DESCRIPTION OF THE TASK: Write out the records word for word, with no pictures.

== MATERIAL PROVIDED

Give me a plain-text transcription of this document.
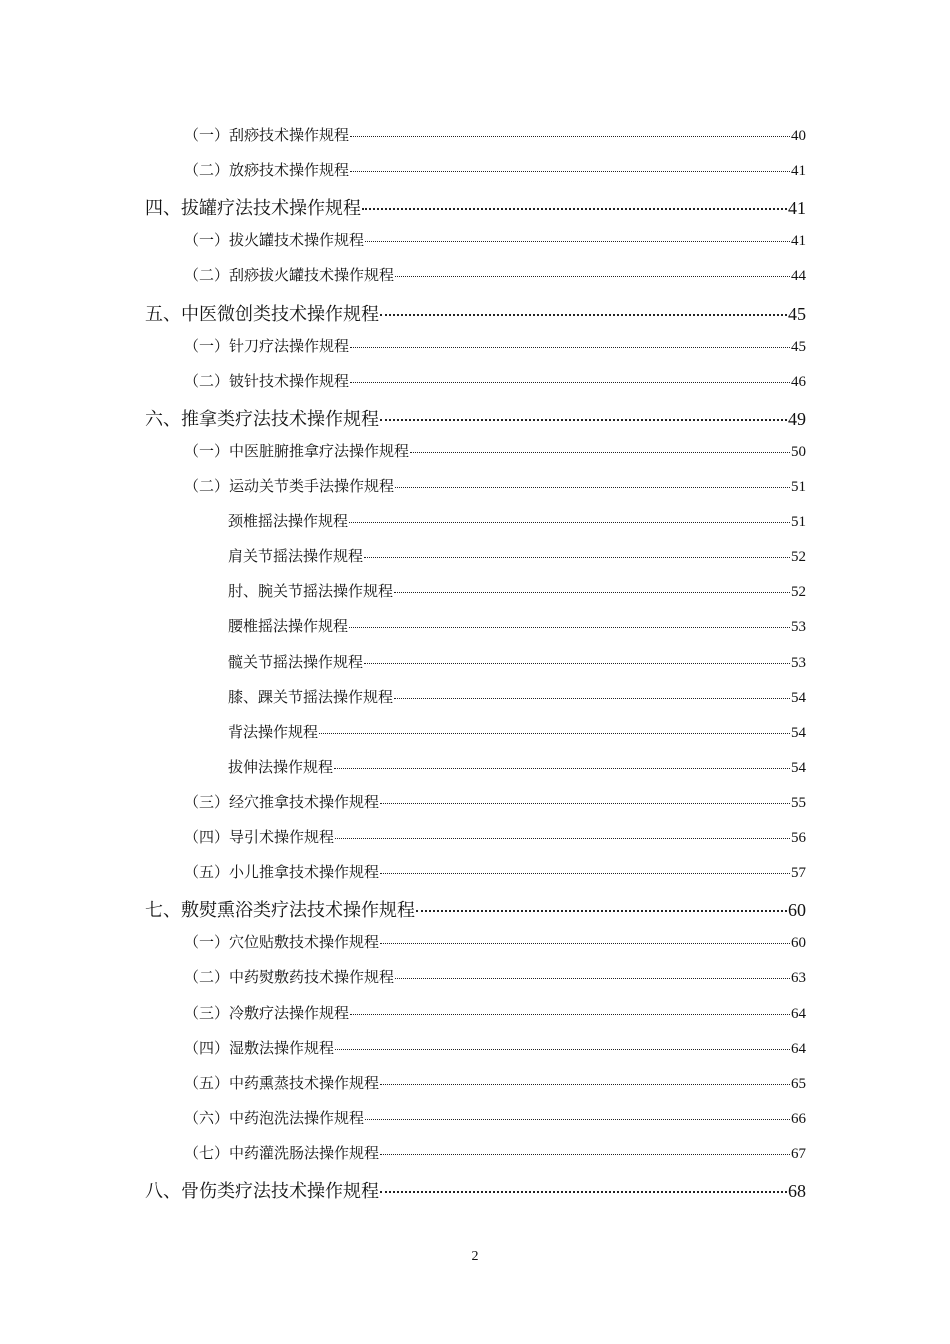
（一）刮痧技术操作规程	40
（二）放痧技术操作规程	41
四、拔罐疗法技术操作规程	41
（一）拔火罐技术操作规程	41
（二）刮痧拔火罐技术操作规程	44
五、中医微创类技术操作规程	45
（一）针刀疗法操作规程	45
（二）铍针技术操作规程	46
六、推拿类疗法技术操作规程	49
（一）中医脏腑推拿疗法操作规程	50
（二）运动关节类手法操作规程	51
颈椎摇法操作规程	51
肩关节摇法操作规程	52
肘、腕关节摇法操作规程	52
腰椎摇法操作规程	53
髋关节摇法操作规程	53
膝、踝关节摇法操作规程	54
背法操作规程	54
拔伸法操作规程	54
（三）经穴推拿技术操作规程	55
（四）导引术操作规程	56
（五）小儿推拿技术操作规程	57
七、敷熨熏浴类疗法技术操作规程	60
（一）穴位贴敷技术操作规程	60
（二）中药熨敷药技术操作规程	63
（三）冷敷疗法操作规程	64
（四）湿敷法操作规程	64
（五）中药熏蒸技术操作规程	65
（六）中药泡洗法操作规程	66
（七）中药灌洗肠法操作规程	67
八、骨伤类疗法技术操作规程	68
2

====

RIGHT ANSWER:
Give me a plain-text transcription of this document.
（一）刮痧技术操作规程	40
（二）放痧技术操作规程	41
四、拔罐疗法技术操作规程	41
（一）拔火罐技术操作规程	41
（二）刮痧拔火罐技术操作规程	44
五、中医微创类技术操作规程	45
（一）针刀疗法操作规程	45
（二）铍针技术操作规程	46
六、推拿类疗法技术操作规程	49
（一）中医脏腑推拿疗法操作规程	50
（二）运动关节类手法操作规程	51
颈椎摇法操作规程	51
肩关节摇法操作规程	52
肘、腕关节摇法操作规程	52
腰椎摇法操作规程	53
髋关节摇法操作规程	53
膝、踝关节摇法操作规程	54
背法操作规程	54
拔伸法操作规程	54
（三）经穴推拿技术操作规程	55
（四）导引术操作规程	56
（五）小儿推拿技术操作规程	57
七、敷熨熏浴类疗法技术操作规程	60
（一）穴位贴敷技术操作规程	60
（二）中药熨敷药技术操作规程	63
（三）冷敷疗法操作规程	64
（四）湿敷法操作规程	64
（五）中药熏蒸技术操作规程	65
（六）中药泡洗法操作规程	66
（七）中药灌洗肠法操作规程	67
八、骨伤类疗法技术操作规程	68
2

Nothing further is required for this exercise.